Task to complete =>
Report how many lines include the word "placeholder", and nothing besides that number.
==========
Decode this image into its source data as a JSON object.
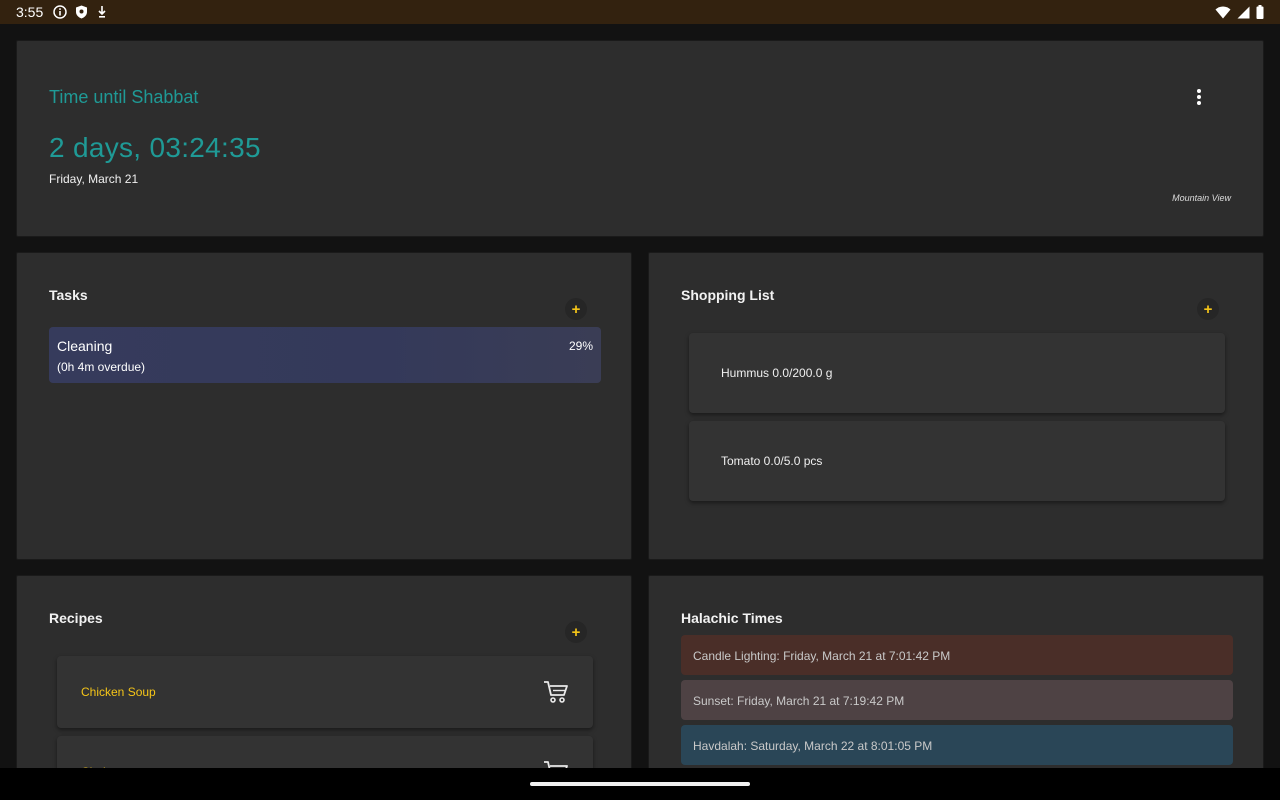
{
  "status_bar": {
    "time": "3:55",
    "left_icons": [
      "info-icon",
      "shield-icon",
      "download-icon"
    ],
    "right_icons": [
      "wifi-icon",
      "cell-signal-icon",
      "battery-icon"
    ]
  },
  "shabbat": {
    "title": "Time until Shabbat",
    "countdown": "2 days, 03:24:35",
    "date": "Friday, March 21",
    "location": "Mountain View",
    "menu_icon": "more-vert-icon",
    "accent_color": "#1f9a96"
  },
  "tasks": {
    "title": "Tasks",
    "add_label": "+",
    "items": [
      {
        "name": "Cleaning",
        "percent": "29%",
        "status": "(0h 4m overdue)"
      }
    ]
  },
  "shopping": {
    "title": "Shopping List",
    "add_label": "+",
    "items": [
      {
        "label": "Hummus 0.0/200.0 g"
      },
      {
        "label": "Tomato 0.0/5.0 pcs"
      }
    ]
  },
  "recipes": {
    "title": "Recipes",
    "add_label": "+",
    "items": [
      {
        "name": "Chicken Soup",
        "icon": "shopping-cart-icon"
      },
      {
        "name": "Chal",
        "icon": "shopping-cart-icon"
      }
    ]
  },
  "halachic": {
    "title": "Halachic Times",
    "items": [
      {
        "label": "Candle Lighting: Friday, March 21 at 7:01:42 PM",
        "color": "#4a2e28"
      },
      {
        "label": "Sunset: Friday, March 21 at 7:19:42 PM",
        "color": "#4e4244"
      },
      {
        "label": "Havdalah: Saturday, March 22 at 8:01:05 PM",
        "color": "#2a4657"
      }
    ]
  },
  "colors": {
    "accent_yellow": "#f5c518",
    "card_bg": "#2d2d2d",
    "app_bg": "#121212",
    "status_bar": "#33220f"
  }
}
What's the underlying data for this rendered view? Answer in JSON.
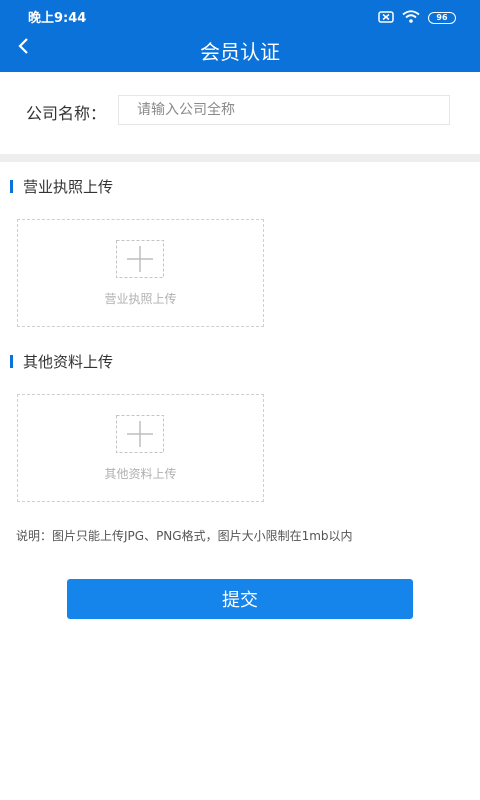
{
  "status_bar": {
    "time": "晚上9:44",
    "battery": "96"
  },
  "nav": {
    "title": "会员认证"
  },
  "company": {
    "label": "公司名称：",
    "placeholder": "请输入公司全称",
    "value": ""
  },
  "sections": [
    {
      "title": "营业执照上传",
      "upload_hint": "营业执照上传"
    },
    {
      "title": "其他资料上传",
      "upload_hint": "其他资料上传"
    }
  ],
  "note": "说明：图片只能上传JPG、PNG格式，图片大小限制在1mb以内",
  "submit_label": "提交",
  "icons": {
    "back": "chevron-left-icon",
    "close_box": "close-box-icon",
    "wifi": "wifi-icon",
    "battery": "battery-icon",
    "upload": "plus-icon"
  },
  "colors": {
    "primary": "#0b72d9",
    "button": "#1585ec",
    "divider": "#eeeeee",
    "placeholder": "#b0b0b0"
  }
}
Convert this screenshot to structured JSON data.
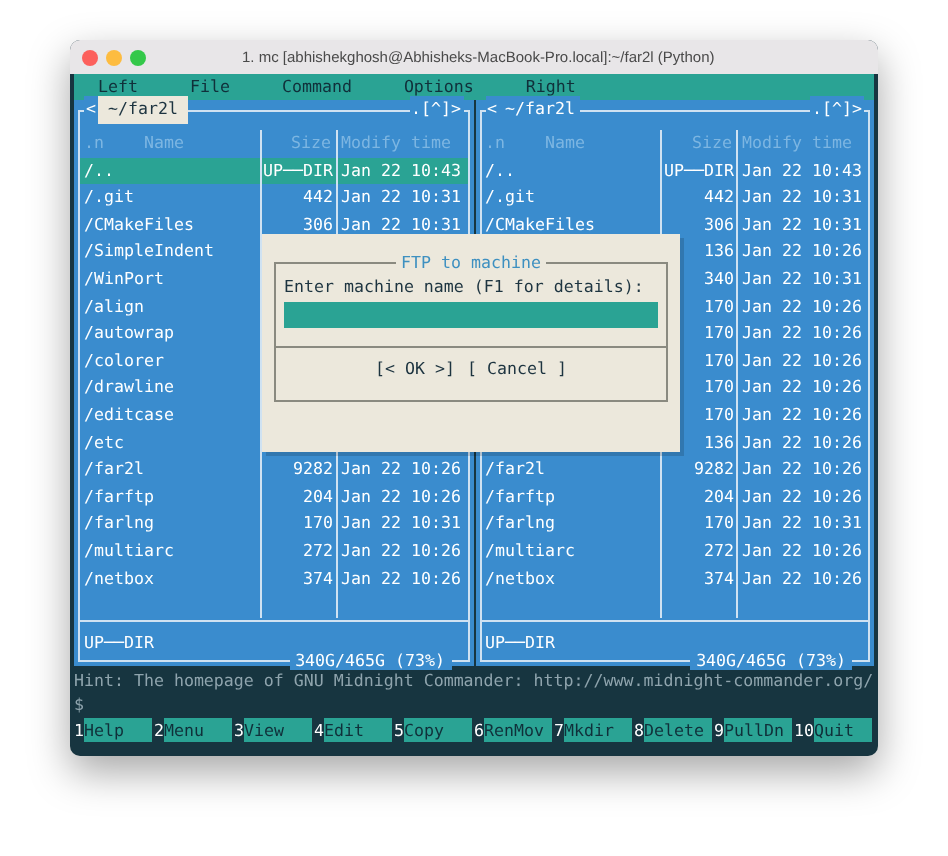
{
  "window": {
    "title": "1. mc [abhishekghosh@Abhisheks-MacBook-Pro.local]:~/far2l (Python)"
  },
  "menu": [
    "Left",
    "File",
    "Command",
    "Options",
    "Right"
  ],
  "panels": [
    {
      "arrow": "<",
      "path": "~/far2l",
      "active": true,
      "corner": ".[^]>",
      "columns": [
        ".n",
        "Name",
        "Size",
        "Modify time"
      ],
      "rows": [
        {
          "name": "/..",
          "size": "UP──DIR",
          "time": "Jan 22 10:43",
          "selected": true
        },
        {
          "name": "/.git",
          "size": "442",
          "time": "Jan 22 10:31",
          "selected": false
        },
        {
          "name": "/CMakeFiles",
          "size": "306",
          "time": "Jan 22 10:31",
          "selected": false
        },
        {
          "name": "/SimpleIndent",
          "selected": false
        },
        {
          "name": "/WinPort",
          "selected": false
        },
        {
          "name": "/align",
          "selected": false
        },
        {
          "name": "/autowrap",
          "selected": false
        },
        {
          "name": "/colorer",
          "selected": false
        },
        {
          "name": "/drawline",
          "selected": false
        },
        {
          "name": "/editcase",
          "selected": false
        },
        {
          "name": "/etc",
          "selected": false
        },
        {
          "name": "/far2l",
          "size": "9282",
          "time": "Jan 22 10:26",
          "selected": false
        },
        {
          "name": "/farftp",
          "size": "204",
          "time": "Jan 22 10:26",
          "selected": false
        },
        {
          "name": "/farlng",
          "size": "170",
          "time": "Jan 22 10:31",
          "selected": false
        },
        {
          "name": "/multiarc",
          "size": "272",
          "time": "Jan 22 10:26",
          "selected": false
        },
        {
          "name": "/netbox",
          "size": "374",
          "time": "Jan 22 10:26",
          "selected": false
        }
      ],
      "status": "UP──DIR",
      "disk": "340G/465G (73%)"
    },
    {
      "arrow": "<",
      "path": "~/far2l",
      "active": false,
      "corner": ".[^]>",
      "columns": [
        ".n",
        "Name",
        "Size",
        "Modify time"
      ],
      "rows": [
        {
          "name": "/..",
          "size": "UP──DIR",
          "time": "Jan 22 10:43",
          "selected": false
        },
        {
          "name": "/.git",
          "size": "442",
          "time": "Jan 22 10:31",
          "selected": false
        },
        {
          "name": "/CMakeFiles",
          "size": "306",
          "time": "Jan 22 10:31",
          "selected": false
        },
        {
          "size": "136",
          "time": "Jan 22 10:26",
          "selected": false
        },
        {
          "size": "340",
          "time": "Jan 22 10:31",
          "selected": false
        },
        {
          "size": "170",
          "time": "Jan 22 10:26",
          "selected": false
        },
        {
          "size": "170",
          "time": "Jan 22 10:26",
          "selected": false
        },
        {
          "size": "170",
          "time": "Jan 22 10:26",
          "selected": false
        },
        {
          "size": "170",
          "time": "Jan 22 10:26",
          "selected": false
        },
        {
          "size": "170",
          "time": "Jan 22 10:26",
          "selected": false
        },
        {
          "size": "136",
          "time": "Jan 22 10:26",
          "selected": false
        },
        {
          "name": "/far2l",
          "size": "9282",
          "time": "Jan 22 10:26",
          "selected": false
        },
        {
          "name": "/farftp",
          "size": "204",
          "time": "Jan 22 10:26",
          "selected": false
        },
        {
          "name": "/farlng",
          "size": "170",
          "time": "Jan 22 10:31",
          "selected": false
        },
        {
          "name": "/multiarc",
          "size": "272",
          "time": "Jan 22 10:26",
          "selected": false
        },
        {
          "name": "/netbox",
          "size": "374",
          "time": "Jan 22 10:26",
          "selected": false
        }
      ],
      "status": "UP──DIR",
      "disk": "340G/465G (73%)"
    }
  ],
  "dialog": {
    "title": "FTP to machine",
    "label": "Enter machine name (F1 for details):",
    "buttons": [
      "[< OK >]",
      "[ Cancel ]"
    ]
  },
  "hint": "Hint: The homepage of GNU Midnight Commander: http://www.midnight-commander.org/",
  "prompt": "$",
  "fkeys": [
    {
      "num": "1",
      "label": "Help"
    },
    {
      "num": "2",
      "label": "Menu"
    },
    {
      "num": "3",
      "label": "View"
    },
    {
      "num": "4",
      "label": "Edit"
    },
    {
      "num": "5",
      "label": "Copy"
    },
    {
      "num": "6",
      "label": "RenMov"
    },
    {
      "num": "7",
      "label": "Mkdir"
    },
    {
      "num": "8",
      "label": "Delete"
    },
    {
      "num": "9",
      "label": "PullDn"
    },
    {
      "num": "10",
      "label": "Quit"
    }
  ]
}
==========
Written response =>
2